## RECORDS FOR THE TASK
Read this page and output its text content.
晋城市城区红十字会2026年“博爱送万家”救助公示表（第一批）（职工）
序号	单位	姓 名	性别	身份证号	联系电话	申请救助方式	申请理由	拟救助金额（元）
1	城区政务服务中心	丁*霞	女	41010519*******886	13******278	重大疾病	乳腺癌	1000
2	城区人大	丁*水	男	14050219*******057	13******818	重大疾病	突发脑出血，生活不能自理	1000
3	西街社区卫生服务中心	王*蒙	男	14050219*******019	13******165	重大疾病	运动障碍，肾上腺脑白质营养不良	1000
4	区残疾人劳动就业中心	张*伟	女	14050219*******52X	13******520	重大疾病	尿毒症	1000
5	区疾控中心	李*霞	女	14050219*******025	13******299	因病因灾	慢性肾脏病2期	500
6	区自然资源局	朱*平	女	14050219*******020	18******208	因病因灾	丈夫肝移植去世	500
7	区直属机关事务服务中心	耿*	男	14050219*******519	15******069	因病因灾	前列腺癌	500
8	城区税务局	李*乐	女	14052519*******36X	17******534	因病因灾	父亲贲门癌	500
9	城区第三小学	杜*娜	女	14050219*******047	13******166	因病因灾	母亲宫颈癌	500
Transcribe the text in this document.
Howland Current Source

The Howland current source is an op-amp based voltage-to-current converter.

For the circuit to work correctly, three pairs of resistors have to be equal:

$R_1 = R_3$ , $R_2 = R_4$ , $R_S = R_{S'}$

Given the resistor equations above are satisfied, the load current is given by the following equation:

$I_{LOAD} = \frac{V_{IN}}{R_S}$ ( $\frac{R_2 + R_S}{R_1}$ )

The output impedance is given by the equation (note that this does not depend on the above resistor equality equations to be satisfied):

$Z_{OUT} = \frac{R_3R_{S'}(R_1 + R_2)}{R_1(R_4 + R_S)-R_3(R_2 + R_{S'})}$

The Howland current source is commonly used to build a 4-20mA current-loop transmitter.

## BRIEF
Filter the records, keeping only lines that contain "Howland", and show those lines.

## ANSWER TO THIS PROBLEM
Howland Current Source
The Howland current source is an op-amp based voltage-to-current converter.
The Howland current source is commonly used to build a 4-20mA current-loop transmitter.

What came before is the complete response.